Leave out the pictures, then reproduce the rest of the material exactly.

************

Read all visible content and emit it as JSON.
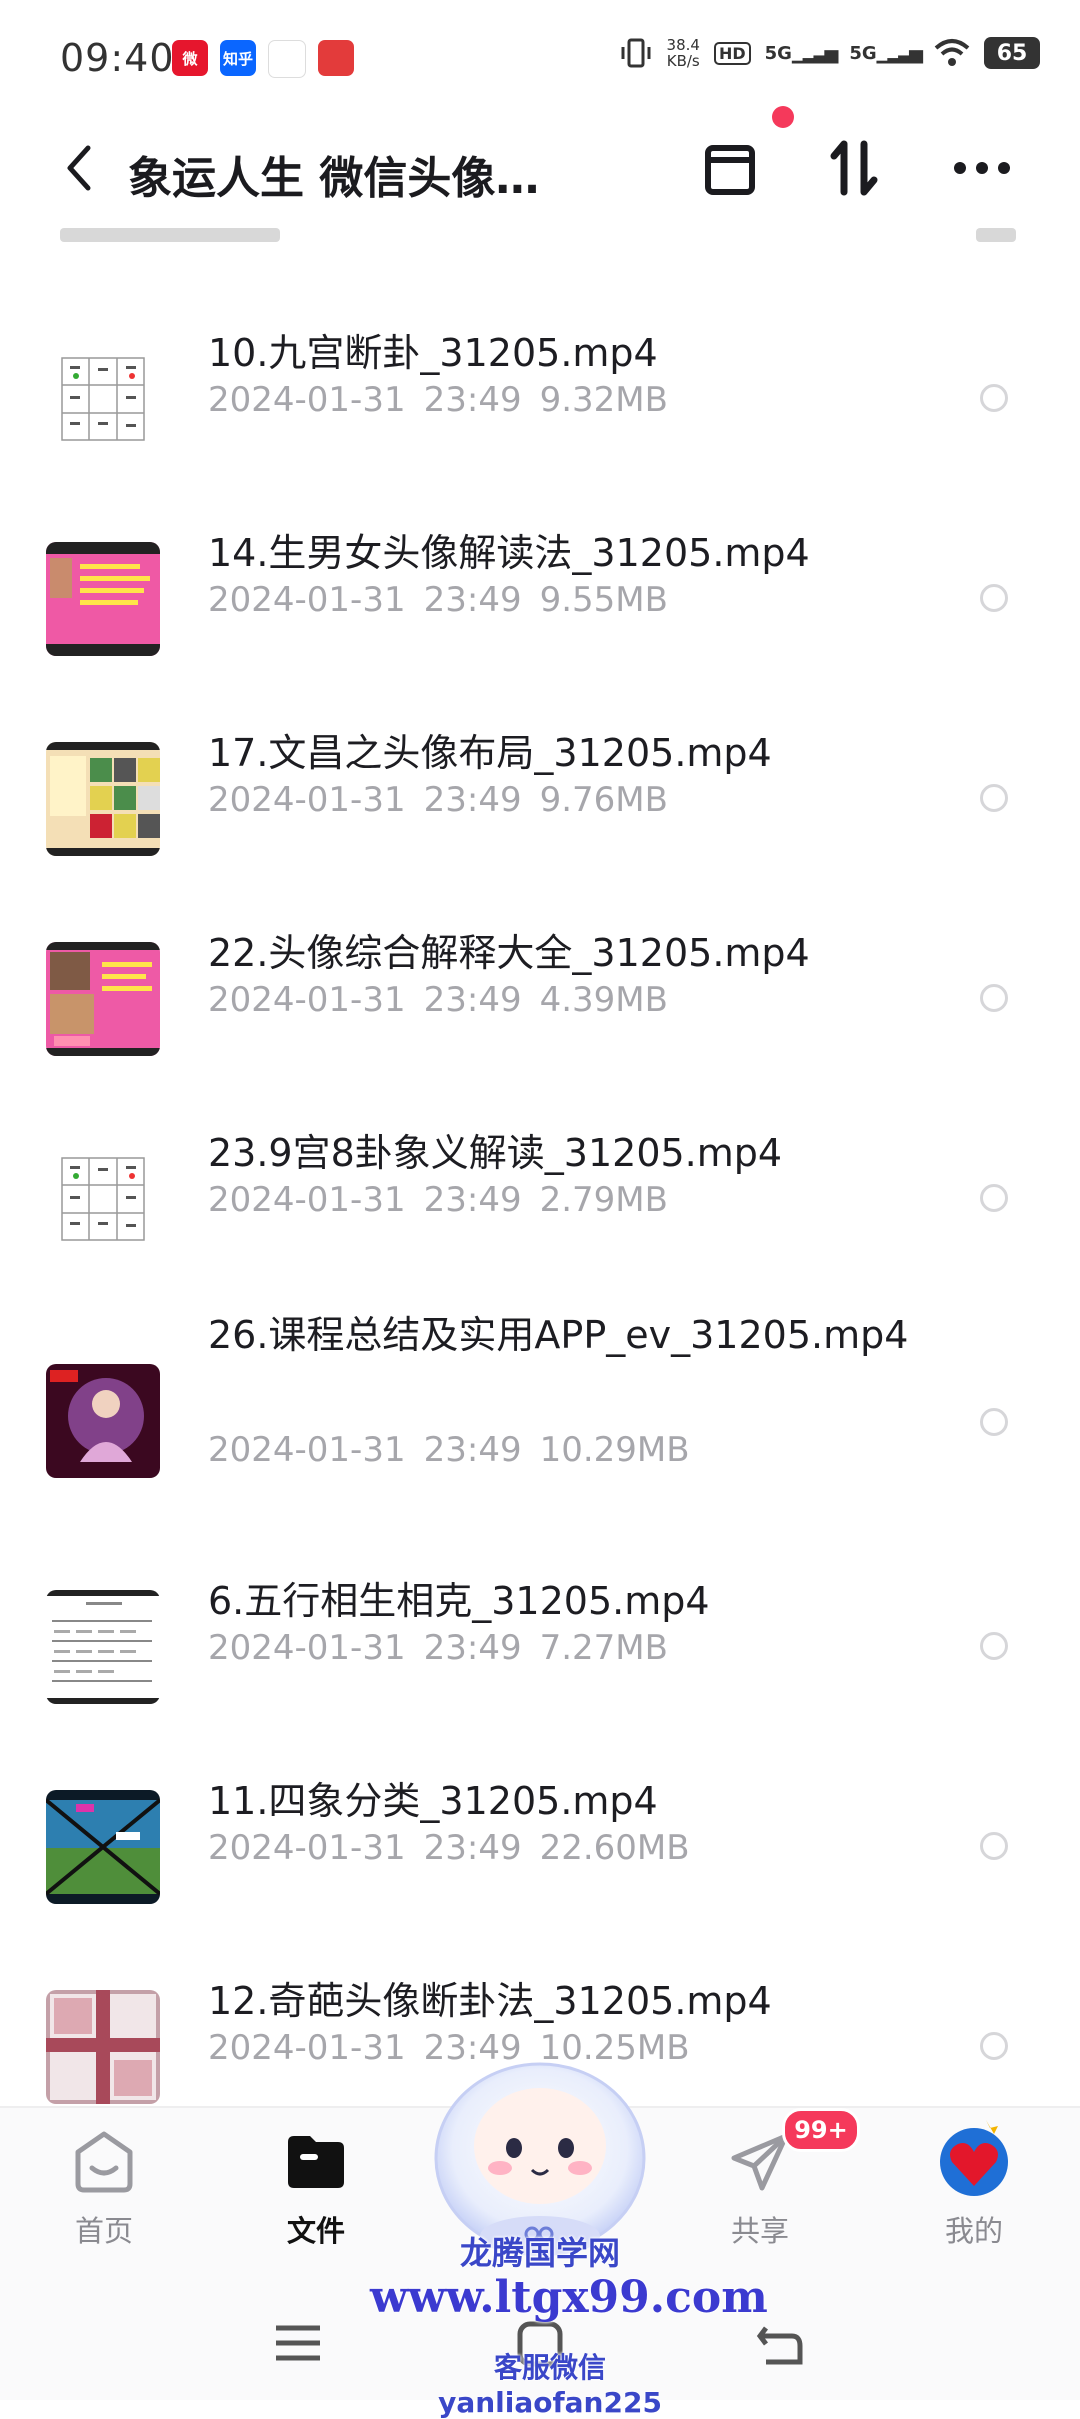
{
  "status_bar": {
    "time": "09:40",
    "net_speed_value": "38.4",
    "net_speed_unit": "KB/s",
    "hd_label": "HD",
    "sig1_label": "5G",
    "sig2_label": "5G",
    "battery": "65",
    "notifications": [
      {
        "icon": "weibo-icon",
        "label": "微",
        "color": "#e6162d"
      },
      {
        "icon": "zhihu-icon",
        "label": "知乎",
        "color": "#0a66ff"
      },
      {
        "icon": "cloud-drive-icon",
        "label": "",
        "color": "#ffffff"
      },
      {
        "icon": "app-red-icon",
        "label": "",
        "color": "#e33b3b"
      }
    ]
  },
  "header": {
    "title": "象运人生 微信头像…"
  },
  "files": [
    {
      "name": "10.九宫断卦_31205.mp4",
      "date": "2024-01-31",
      "time": "23:49",
      "size": "9.32MB",
      "thumb": "grid"
    },
    {
      "name": "14.生男女头像解读法_31205.mp4",
      "date": "2024-01-31",
      "time": "23:49",
      "size": "9.55MB",
      "thumb": "pink"
    },
    {
      "name": "17.文昌之头像布局_31205.mp4",
      "date": "2024-01-31",
      "time": "23:49",
      "size": "9.76MB",
      "thumb": "beige"
    },
    {
      "name": "22.头像综合解释大全_31205.mp4",
      "date": "2024-01-31",
      "time": "23:49",
      "size": "4.39MB",
      "thumb": "pink2"
    },
    {
      "name": "23.9宫8卦象义解读_31205.mp4",
      "date": "2024-01-31",
      "time": "23:49",
      "size": "2.79MB",
      "thumb": "grid"
    },
    {
      "name": "26.课程总结及实用APP_ev_31205.mp4",
      "date": "2024-01-31",
      "time": "23:49",
      "size": "10.29MB",
      "thumb": "dark"
    },
    {
      "name": "6.五行相生相克_31205.mp4",
      "date": "2024-01-31",
      "time": "23:49",
      "size": "7.27MB",
      "thumb": "table"
    },
    {
      "name": "11.四象分类_31205.mp4",
      "date": "2024-01-31",
      "time": "23:49",
      "size": "22.60MB",
      "thumb": "landscape"
    },
    {
      "name": "12.奇葩头像断卦法_31205.mp4",
      "date": "2024-01-31",
      "time": "23:49",
      "size": "10.25MB",
      "thumb": "mauve"
    }
  ],
  "bottom_nav": [
    {
      "label": "首页",
      "icon": "home-icon",
      "active": false
    },
    {
      "label": "文件",
      "icon": "folder-icon",
      "active": true
    },
    {
      "label": "共享",
      "icon": "share-icon",
      "active": false
    },
    {
      "label": "我的",
      "icon": "profile-icon",
      "active": false
    }
  ],
  "share_badge": "99+",
  "watermark": {
    "line1": "龙腾国学网",
    "line2": "www.ltgx99.com",
    "line3": "客服微信 yanliaofan225"
  }
}
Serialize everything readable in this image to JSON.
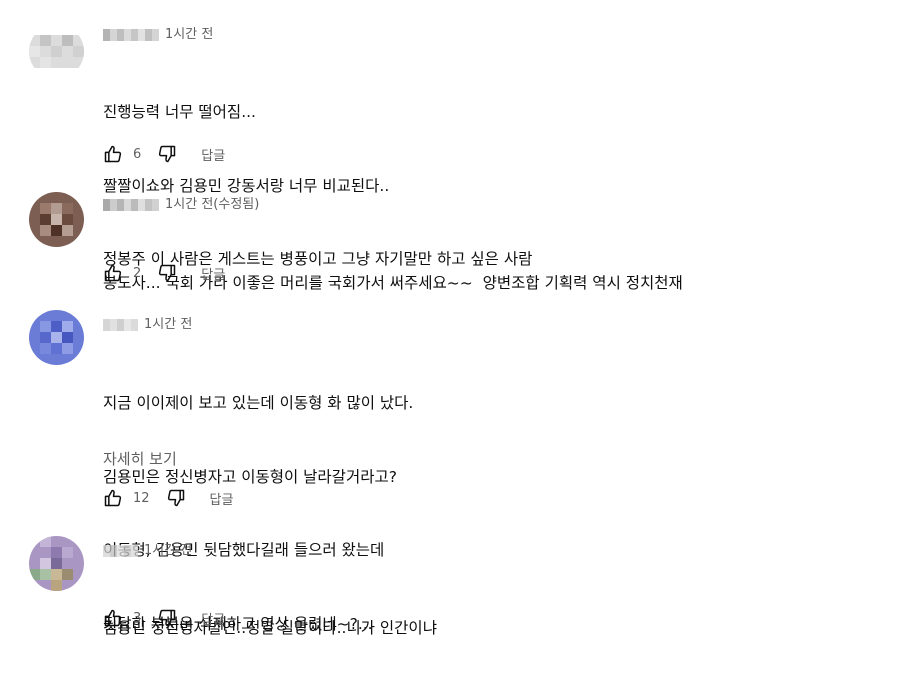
{
  "comments": [
    {
      "author_blurred": "바보쿨쿨이",
      "time": "1시간 전",
      "lines": [
        "진행능력 너무 떨어짐...",
        "짤짤이쇼와 김용민 강동서랑 너무 비교된다..",
        "정봉주 이 사람은 게스트는 병풍이고 그냥 자기말만 하고 싶은 사람"
      ],
      "likes": "6",
      "reply_label": "답글",
      "avatar_colors": [
        "#e8e8e8",
        "#d6d6d6",
        "#c9c9c9",
        "#bdbdbd",
        "#d8d8d8"
      ]
    },
    {
      "author_blurred": "",
      "time": "1시간 전(수정됨)",
      "lines": [
        "봉도사... 국회 가라 이좋은 머리를 국회가서 써주세요~~  양변조합 기획력 역시 정치천재"
      ],
      "likes": "2",
      "reply_label": "답글",
      "avatar_colors": [
        "#6f4a3c",
        "#8c6b5e",
        "#a48a7f",
        "#5a3a2e",
        "#b9a39a"
      ]
    },
    {
      "author_blurred": "",
      "time": "1시간 전",
      "lines": [
        "지금 이이제이 보고 있는데 이동형 화 많이 났다.",
        "김용민은 정신병자고 이동형이 날라갈거라고?",
        "이동형, 김용민 뒷담했다길래 들으러 왔는데",
        "뒷담한 부분은 삭제하고 영상 올렸네~?..."
      ],
      "more_label": "자세히 보기",
      "likes": "12",
      "reply_label": "답글",
      "avatar_colors": [
        "#5a6ed0",
        "#7a8be0",
        "#4b5cc4",
        "#9aa6e8",
        "#6477d6"
      ]
    },
    {
      "author_blurred": "",
      "time": "1시간 전",
      "lines": [
        "김용민 정신병자발언..정말 실망이다..니가 인간이냐"
      ],
      "likes": "3",
      "reply_label": "답글",
      "avatar_colors": [
        "#9a84b8",
        "#b7a6cc",
        "#7c9a7a",
        "#c9b89a",
        "#8a7aa8"
      ]
    }
  ],
  "icons": {
    "like": "thumbs-up-icon",
    "dislike": "thumbs-down-icon"
  }
}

************

Exercise response
Read all visible content and emit it as JSON.
{
  "status_bar": {
    "time": "09:40",
    "net_speed_value": "38.4",
    "net_speed_unit": "KB/s",
    "hd_label": "HD",
    "sig1_label": "5G",
    "sig2_label": "5G",
    "battery": "65",
    "notifications": [
      {
        "icon": "weibo-icon",
        "label": "微",
        "color": "#e6162d"
      },
      {
        "icon": "zhihu-icon",
        "label": "知乎",
        "color": "#0a66ff"
      },
      {
        "icon": "cloud-drive-icon",
        "label": "",
        "color": "#ffffff"
      },
      {
        "icon": "app-red-icon",
        "label": "",
        "color": "#e33b3b"
      }
    ]
  },
  "header": {
    "title": "象运人生 微信头像…"
  },
  "files": [
    {
      "name": "10.九宫断卦_31205.mp4",
      "date": "2024-01-31",
      "time": "23:49",
      "size": "9.32MB",
      "thumb": "grid"
    },
    {
      "name": "14.生男女头像解读法_31205.mp4",
      "date": "2024-01-31",
      "time": "23:49",
      "size": "9.55MB",
      "thumb": "pink"
    },
    {
      "name": "17.文昌之头像布局_31205.mp4",
      "date": "2024-01-31",
      "time": "23:49",
      "size": "9.76MB",
      "thumb": "beige"
    },
    {
      "name": "22.头像综合解释大全_31205.mp4",
      "date": "2024-01-31",
      "time": "23:49",
      "size": "4.39MB",
      "thumb": "pink2"
    },
    {
      "name": "23.9宫8卦象义解读_31205.mp4",
      "date": "2024-01-31",
      "time": "23:49",
      "size": "2.79MB",
      "thumb": "grid"
    },
    {
      "name": "26.课程总结及实用APP_ev_31205.mp4",
      "date": "2024-01-31",
      "time": "23:49",
      "size": "10.29MB",
      "thumb": "dark"
    },
    {
      "name": "6.五行相生相克_31205.mp4",
      "date": "2024-01-31",
      "time": "23:49",
      "size": "7.27MB",
      "thumb": "table"
    },
    {
      "name": "11.四象分类_31205.mp4",
      "date": "2024-01-31",
      "time": "23:49",
      "size": "22.60MB",
      "thumb": "landscape"
    },
    {
      "name": "12.奇葩头像断卦法_31205.mp4",
      "date": "2024-01-31",
      "time": "23:49",
      "size": "10.25MB",
      "thumb": "mauve"
    }
  ],
  "bottom_nav": [
    {
      "label": "首页",
      "icon": "home-icon",
      "active": false
    },
    {
      "label": "文件",
      "icon": "folder-icon",
      "active": true
    },
    {
      "label": "共享",
      "icon": "share-icon",
      "active": false
    },
    {
      "label": "我的",
      "icon": "profile-icon",
      "active": false
    }
  ],
  "share_badge": "99+",
  "watermark": {
    "line1": "龙腾国学网",
    "line2": "www.ltgx99.com",
    "line3": "客服微信 yanliaofan225"
  }
}
Serialize everything readable in this image to JSON.
{
  "comments": [
    {
      "author_blurred": "바보쿨쿨이",
      "time": "1시간 전",
      "lines": [
        "진행능력 너무 떨어짐...",
        "짤짤이쇼와 김용민 강동서랑 너무 비교된다..",
        "정봉주 이 사람은 게스트는 병풍이고 그냥 자기말만 하고 싶은 사람"
      ],
      "likes": "6",
      "reply_label": "답글",
      "avatar_colors": [
        "#e8e8e8",
        "#d6d6d6",
        "#c9c9c9",
        "#bdbdbd",
        "#d8d8d8"
      ]
    },
    {
      "author_blurred": "",
      "time": "1시간 전(수정됨)",
      "lines": [
        "봉도사... 국회 가라 이좋은 머리를 국회가서 써주세요~~  양변조합 기획력 역시 정치천재"
      ],
      "likes": "2",
      "reply_label": "답글",
      "avatar_colors": [
        "#6f4a3c",
        "#8c6b5e",
        "#a48a7f",
        "#5a3a2e",
        "#b9a39a"
      ]
    },
    {
      "author_blurred": "",
      "time": "1시간 전",
      "lines": [
        "지금 이이제이 보고 있는데 이동형 화 많이 났다.",
        "김용민은 정신병자고 이동형이 날라갈거라고?",
        "이동형, 김용민 뒷담했다길래 들으러 왔는데",
        "뒷담한 부분은 삭제하고 영상 올렸네~?..."
      ],
      "more_label": "자세히 보기",
      "likes": "12",
      "reply_label": "답글",
      "avatar_colors": [
        "#5a6ed0",
        "#7a8be0",
        "#4b5cc4",
        "#9aa6e8",
        "#6477d6"
      ]
    },
    {
      "author_blurred": "",
      "time": "1시간 전",
      "lines": [
        "김용민 정신병자발언..정말 실망이다..니가 인간이냐"
      ],
      "likes": "3",
      "reply_label": "답글",
      "avatar_colors": [
        "#9a84b8",
        "#b7a6cc",
        "#7c9a7a",
        "#c9b89a",
        "#8a7aa8"
      ]
    }
  ],
  "icons": {
    "like": "thumbs-up-icon",
    "dislike": "thumbs-down-icon"
  }
}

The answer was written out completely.